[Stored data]
## BEGIN
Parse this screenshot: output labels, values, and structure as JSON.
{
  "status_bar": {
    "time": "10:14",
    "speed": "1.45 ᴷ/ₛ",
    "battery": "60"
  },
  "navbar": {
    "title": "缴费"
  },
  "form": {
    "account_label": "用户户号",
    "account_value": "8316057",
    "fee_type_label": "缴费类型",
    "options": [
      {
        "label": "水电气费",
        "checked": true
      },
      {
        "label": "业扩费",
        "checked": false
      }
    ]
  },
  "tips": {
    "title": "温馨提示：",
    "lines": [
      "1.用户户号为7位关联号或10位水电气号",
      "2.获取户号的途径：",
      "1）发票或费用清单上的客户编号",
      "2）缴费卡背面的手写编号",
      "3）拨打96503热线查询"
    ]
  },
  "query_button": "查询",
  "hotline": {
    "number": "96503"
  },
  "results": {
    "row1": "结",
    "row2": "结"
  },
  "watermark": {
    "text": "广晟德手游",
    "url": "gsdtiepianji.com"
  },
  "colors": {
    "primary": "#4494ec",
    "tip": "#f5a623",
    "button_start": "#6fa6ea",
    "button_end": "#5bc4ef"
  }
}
## END
§ **Given request**
Repeat every entry word for word.

§ **Correct result**
Parse this screenshot: output labels, values, and structure as JSON.
{
  "status_bar": {
    "time": "10:14",
    "speed": "1.45 ᴷ/ₛ",
    "battery": "60"
  },
  "navbar": {
    "title": "缴费"
  },
  "form": {
    "account_label": "用户户号",
    "account_value": "8316057",
    "fee_type_label": "缴费类型",
    "options": [
      {
        "label": "水电气费",
        "checked": true
      },
      {
        "label": "业扩费",
        "checked": false
      }
    ]
  },
  "tips": {
    "title": "温馨提示：",
    "lines": [
      "1.用户户号为7位关联号或10位水电气号",
      "2.获取户号的途径：",
      "1）发票或费用清单上的客户编号",
      "2）缴费卡背面的手写编号",
      "3）拨打96503热线查询"
    ]
  },
  "query_button": "查询",
  "hotline": {
    "number": "96503"
  },
  "results": {
    "row1": "结",
    "row2": "结"
  },
  "watermark": {
    "text": "广晟德手游",
    "url": "gsdtiepianji.com"
  },
  "colors": {
    "primary": "#4494ec",
    "tip": "#f5a623",
    "button_start": "#6fa6ea",
    "button_end": "#5bc4ef"
  }
}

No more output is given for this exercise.